▸ **GIVEN RECORDS**:
[START]

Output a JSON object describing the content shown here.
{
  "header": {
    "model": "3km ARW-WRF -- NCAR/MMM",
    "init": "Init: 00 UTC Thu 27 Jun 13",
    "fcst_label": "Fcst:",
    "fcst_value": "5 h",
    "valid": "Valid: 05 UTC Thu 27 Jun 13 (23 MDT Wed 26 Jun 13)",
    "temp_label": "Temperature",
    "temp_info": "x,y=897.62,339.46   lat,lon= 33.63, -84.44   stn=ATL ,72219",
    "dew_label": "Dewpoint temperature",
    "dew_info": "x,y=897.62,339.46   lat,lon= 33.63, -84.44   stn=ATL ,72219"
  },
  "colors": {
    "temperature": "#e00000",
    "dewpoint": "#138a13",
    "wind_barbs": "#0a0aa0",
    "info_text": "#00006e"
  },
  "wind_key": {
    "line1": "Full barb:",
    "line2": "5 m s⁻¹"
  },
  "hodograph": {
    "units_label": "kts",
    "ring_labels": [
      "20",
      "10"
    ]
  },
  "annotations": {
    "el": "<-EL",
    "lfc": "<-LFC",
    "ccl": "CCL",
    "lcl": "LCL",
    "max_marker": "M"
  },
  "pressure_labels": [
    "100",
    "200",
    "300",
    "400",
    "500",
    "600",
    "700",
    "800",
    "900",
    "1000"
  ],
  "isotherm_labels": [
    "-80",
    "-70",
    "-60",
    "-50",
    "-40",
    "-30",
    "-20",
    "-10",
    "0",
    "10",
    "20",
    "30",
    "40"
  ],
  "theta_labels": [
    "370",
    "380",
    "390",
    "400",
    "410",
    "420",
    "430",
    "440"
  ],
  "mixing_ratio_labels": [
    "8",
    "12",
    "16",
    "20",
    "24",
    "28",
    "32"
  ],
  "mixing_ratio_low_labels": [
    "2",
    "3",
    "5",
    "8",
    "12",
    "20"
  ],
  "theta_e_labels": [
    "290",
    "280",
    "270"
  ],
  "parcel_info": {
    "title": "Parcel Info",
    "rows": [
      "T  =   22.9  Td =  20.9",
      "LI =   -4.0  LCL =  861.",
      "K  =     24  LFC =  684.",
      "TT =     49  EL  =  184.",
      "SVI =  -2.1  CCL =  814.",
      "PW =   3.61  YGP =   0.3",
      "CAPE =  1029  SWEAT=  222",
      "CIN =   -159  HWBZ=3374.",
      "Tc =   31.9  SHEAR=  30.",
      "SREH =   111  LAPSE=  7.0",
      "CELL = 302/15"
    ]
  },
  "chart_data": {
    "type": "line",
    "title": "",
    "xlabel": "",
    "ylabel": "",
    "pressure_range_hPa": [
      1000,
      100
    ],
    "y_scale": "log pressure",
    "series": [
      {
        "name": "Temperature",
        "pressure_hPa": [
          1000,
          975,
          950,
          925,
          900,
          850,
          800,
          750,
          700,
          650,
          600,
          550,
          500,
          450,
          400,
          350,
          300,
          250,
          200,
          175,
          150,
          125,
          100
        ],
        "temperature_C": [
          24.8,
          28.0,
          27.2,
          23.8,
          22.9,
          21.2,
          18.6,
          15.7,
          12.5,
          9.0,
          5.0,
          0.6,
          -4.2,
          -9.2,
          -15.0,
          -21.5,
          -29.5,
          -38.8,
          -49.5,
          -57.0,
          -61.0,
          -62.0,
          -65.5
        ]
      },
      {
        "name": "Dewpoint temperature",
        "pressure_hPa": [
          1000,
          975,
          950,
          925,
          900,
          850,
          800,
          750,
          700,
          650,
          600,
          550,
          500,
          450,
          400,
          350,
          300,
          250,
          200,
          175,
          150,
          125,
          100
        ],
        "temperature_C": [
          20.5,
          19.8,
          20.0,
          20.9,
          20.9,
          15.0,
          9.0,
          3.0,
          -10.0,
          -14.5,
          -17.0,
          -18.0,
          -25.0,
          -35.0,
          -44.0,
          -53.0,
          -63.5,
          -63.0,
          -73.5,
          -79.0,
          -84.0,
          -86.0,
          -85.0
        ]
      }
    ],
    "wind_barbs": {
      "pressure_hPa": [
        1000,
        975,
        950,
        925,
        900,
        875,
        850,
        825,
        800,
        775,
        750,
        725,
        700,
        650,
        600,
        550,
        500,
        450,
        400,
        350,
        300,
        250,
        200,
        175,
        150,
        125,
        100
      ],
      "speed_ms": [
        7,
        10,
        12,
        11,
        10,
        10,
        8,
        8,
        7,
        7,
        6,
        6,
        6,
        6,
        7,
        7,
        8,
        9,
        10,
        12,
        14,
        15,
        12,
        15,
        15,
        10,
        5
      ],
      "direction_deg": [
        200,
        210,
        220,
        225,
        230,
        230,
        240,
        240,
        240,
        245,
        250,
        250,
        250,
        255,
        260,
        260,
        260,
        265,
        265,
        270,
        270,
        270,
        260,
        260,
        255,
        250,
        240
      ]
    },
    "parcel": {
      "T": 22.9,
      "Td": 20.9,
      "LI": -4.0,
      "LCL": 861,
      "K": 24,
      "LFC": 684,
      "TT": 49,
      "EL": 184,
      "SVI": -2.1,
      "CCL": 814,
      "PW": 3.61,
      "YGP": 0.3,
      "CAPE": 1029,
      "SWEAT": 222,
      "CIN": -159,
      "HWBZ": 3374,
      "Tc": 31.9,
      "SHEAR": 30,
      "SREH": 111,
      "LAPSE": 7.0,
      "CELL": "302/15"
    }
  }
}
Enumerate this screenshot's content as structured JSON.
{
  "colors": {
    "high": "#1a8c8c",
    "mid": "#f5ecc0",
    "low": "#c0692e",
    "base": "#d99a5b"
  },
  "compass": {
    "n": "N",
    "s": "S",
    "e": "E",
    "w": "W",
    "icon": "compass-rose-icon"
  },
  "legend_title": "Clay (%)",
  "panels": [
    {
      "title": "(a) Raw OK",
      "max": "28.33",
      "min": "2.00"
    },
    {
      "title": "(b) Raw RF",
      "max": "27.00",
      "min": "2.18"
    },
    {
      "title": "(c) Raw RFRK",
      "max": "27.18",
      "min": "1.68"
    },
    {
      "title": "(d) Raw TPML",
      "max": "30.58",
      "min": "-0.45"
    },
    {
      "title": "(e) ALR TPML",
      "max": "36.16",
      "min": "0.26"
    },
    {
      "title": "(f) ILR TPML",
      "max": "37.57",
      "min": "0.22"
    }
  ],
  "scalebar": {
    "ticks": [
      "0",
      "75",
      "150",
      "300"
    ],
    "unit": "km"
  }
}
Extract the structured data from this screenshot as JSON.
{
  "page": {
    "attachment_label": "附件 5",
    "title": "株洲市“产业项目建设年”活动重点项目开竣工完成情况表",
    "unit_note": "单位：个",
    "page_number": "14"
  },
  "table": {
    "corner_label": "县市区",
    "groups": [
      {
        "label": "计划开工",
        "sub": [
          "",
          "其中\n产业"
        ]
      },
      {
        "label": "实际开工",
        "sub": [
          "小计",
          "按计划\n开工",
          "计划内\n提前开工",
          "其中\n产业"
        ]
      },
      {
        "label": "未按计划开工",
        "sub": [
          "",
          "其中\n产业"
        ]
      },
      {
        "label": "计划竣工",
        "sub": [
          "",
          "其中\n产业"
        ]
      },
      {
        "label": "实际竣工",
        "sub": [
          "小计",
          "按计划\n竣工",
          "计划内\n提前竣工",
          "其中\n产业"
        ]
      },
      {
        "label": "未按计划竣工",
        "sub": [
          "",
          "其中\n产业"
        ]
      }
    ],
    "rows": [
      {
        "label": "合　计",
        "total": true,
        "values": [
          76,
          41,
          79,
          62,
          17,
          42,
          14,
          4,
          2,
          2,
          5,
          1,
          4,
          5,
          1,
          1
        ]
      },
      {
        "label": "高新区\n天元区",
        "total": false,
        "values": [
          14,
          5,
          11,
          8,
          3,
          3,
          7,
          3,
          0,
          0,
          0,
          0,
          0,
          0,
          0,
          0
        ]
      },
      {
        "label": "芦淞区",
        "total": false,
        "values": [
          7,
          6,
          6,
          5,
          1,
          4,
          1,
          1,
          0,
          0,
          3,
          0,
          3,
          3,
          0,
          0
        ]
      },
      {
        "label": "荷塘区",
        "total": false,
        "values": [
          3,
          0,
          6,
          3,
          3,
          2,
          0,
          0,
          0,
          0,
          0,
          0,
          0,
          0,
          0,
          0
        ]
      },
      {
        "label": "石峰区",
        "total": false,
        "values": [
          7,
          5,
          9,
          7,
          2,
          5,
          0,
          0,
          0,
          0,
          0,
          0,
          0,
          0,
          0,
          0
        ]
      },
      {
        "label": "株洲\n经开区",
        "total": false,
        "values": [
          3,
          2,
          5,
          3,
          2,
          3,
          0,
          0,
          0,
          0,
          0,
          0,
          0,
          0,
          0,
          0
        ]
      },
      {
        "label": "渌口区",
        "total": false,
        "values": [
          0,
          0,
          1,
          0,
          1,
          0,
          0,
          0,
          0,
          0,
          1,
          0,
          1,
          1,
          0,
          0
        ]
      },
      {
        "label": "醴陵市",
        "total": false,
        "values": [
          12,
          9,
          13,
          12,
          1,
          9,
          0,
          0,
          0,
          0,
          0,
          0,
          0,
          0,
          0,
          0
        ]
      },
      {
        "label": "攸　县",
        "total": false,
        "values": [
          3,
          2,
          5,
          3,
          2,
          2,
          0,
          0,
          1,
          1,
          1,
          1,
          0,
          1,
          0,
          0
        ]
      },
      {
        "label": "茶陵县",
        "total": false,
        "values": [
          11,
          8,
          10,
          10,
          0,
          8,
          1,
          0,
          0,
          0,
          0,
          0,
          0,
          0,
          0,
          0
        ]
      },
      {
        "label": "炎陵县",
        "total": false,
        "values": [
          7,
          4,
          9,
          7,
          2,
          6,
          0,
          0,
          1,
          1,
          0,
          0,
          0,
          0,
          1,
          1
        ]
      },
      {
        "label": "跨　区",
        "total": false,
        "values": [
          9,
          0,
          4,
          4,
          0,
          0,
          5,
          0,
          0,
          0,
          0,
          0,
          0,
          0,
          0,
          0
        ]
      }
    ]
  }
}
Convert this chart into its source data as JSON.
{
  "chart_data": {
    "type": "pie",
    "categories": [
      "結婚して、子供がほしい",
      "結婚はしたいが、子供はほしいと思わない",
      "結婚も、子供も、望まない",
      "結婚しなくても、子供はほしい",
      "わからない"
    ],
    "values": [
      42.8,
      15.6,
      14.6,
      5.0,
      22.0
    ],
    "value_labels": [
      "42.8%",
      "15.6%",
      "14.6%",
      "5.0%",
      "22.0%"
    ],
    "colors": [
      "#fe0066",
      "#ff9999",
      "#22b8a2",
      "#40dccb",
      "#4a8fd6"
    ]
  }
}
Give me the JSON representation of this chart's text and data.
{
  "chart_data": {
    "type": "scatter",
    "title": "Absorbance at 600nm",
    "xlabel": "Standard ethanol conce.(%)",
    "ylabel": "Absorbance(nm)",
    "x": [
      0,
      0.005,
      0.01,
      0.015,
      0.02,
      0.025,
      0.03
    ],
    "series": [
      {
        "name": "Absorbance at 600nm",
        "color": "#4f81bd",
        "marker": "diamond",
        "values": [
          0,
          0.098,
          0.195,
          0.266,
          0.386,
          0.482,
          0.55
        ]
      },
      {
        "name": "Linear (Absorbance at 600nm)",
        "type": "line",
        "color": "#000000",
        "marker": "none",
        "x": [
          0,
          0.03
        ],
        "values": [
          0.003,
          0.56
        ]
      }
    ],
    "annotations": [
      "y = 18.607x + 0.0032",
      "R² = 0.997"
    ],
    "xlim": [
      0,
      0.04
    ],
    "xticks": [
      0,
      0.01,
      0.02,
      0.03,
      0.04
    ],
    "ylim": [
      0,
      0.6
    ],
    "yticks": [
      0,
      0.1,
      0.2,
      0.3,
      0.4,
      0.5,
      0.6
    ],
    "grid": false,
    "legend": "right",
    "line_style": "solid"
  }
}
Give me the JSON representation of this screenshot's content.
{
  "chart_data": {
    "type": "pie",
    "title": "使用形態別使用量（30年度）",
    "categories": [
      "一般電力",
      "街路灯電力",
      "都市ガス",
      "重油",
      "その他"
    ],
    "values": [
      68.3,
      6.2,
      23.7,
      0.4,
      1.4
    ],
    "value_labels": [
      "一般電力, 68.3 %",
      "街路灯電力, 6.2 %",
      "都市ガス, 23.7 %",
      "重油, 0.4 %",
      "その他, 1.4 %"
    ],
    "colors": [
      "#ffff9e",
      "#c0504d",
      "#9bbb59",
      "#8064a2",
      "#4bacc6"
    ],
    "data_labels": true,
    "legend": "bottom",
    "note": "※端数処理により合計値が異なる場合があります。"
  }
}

[END]

▸ **TASK TO CARRY OUT**: Search the entries for the word "TPML", then gather every line that has it.

▸ **THE RESULT**:
      "title": "(d) Raw TPML",
      "title": "(e) ALR TPML",
      "title": "(f) ILR TPML",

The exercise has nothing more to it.